_Data records_.
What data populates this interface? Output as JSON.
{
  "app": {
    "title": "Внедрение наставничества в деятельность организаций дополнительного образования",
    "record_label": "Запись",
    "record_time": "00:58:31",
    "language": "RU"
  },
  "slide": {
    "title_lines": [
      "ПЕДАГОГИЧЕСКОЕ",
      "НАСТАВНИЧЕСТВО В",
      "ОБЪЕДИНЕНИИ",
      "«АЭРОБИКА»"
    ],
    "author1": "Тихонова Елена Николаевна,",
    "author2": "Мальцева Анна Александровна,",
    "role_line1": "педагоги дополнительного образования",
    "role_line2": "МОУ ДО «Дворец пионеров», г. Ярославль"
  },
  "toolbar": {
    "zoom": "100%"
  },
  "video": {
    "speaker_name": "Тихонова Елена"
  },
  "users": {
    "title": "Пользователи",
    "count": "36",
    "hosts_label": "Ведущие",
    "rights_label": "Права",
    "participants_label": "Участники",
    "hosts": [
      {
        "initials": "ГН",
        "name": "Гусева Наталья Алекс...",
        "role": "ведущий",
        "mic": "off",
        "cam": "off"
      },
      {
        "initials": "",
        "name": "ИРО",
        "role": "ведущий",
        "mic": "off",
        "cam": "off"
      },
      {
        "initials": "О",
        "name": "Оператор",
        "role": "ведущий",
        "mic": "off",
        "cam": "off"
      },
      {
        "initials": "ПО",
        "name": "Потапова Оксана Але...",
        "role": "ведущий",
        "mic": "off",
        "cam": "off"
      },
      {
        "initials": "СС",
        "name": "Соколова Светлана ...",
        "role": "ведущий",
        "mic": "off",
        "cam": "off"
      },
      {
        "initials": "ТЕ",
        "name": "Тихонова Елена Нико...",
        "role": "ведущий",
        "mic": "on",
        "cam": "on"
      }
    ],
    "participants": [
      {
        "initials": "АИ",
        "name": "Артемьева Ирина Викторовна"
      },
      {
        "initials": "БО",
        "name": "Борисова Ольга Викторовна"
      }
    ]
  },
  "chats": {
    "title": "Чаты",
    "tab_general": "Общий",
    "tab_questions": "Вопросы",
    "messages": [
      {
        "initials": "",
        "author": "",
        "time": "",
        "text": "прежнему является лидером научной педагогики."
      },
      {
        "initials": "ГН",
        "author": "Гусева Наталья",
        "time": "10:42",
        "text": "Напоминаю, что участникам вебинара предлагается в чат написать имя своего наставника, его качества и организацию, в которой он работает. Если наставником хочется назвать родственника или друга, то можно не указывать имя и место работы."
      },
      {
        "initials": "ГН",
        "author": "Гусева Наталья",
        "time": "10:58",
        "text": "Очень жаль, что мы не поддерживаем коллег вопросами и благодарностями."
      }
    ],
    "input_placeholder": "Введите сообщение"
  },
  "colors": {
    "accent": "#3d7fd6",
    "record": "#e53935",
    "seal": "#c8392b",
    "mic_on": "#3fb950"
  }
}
--
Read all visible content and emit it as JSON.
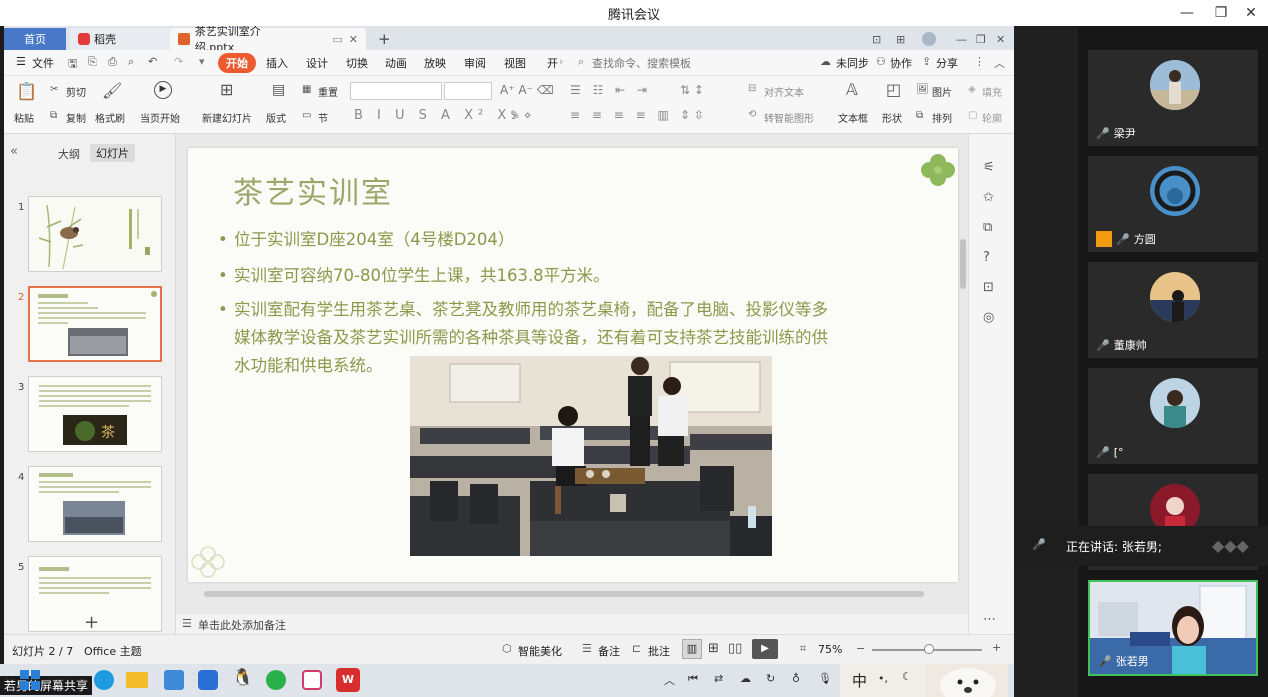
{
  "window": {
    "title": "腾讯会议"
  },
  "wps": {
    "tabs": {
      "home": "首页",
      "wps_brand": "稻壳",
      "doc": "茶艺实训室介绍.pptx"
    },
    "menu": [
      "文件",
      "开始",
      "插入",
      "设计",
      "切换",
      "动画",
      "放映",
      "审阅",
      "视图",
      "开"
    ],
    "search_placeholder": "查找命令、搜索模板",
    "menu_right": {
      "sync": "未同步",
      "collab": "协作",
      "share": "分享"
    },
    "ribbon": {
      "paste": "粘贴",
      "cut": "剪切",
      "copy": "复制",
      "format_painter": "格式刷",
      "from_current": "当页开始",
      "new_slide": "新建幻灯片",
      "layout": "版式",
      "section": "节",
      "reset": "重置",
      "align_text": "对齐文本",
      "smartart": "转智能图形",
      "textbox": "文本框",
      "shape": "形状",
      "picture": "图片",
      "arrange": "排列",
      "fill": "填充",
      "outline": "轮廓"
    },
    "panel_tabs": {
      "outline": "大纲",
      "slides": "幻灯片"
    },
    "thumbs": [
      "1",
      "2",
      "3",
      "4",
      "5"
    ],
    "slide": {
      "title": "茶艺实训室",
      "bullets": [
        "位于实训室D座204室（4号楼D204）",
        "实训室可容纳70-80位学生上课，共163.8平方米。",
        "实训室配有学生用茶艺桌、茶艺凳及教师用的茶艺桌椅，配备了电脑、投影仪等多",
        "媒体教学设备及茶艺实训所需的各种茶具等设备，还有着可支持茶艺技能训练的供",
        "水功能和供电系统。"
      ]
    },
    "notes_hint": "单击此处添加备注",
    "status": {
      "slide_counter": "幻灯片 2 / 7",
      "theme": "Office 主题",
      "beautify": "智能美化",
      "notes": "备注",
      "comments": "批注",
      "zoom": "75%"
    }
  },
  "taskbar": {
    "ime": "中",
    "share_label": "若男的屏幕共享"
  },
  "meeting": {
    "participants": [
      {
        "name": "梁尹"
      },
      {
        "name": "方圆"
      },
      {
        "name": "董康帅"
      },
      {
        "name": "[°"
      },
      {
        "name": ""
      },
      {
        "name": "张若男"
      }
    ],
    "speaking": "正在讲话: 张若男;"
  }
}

_EXERCISE DETAILS_. What is the number of lines in the records that contain the word "образования"? Answer with the number and nothing else.

_SOLUTION TO THIS PROBLEM_. 2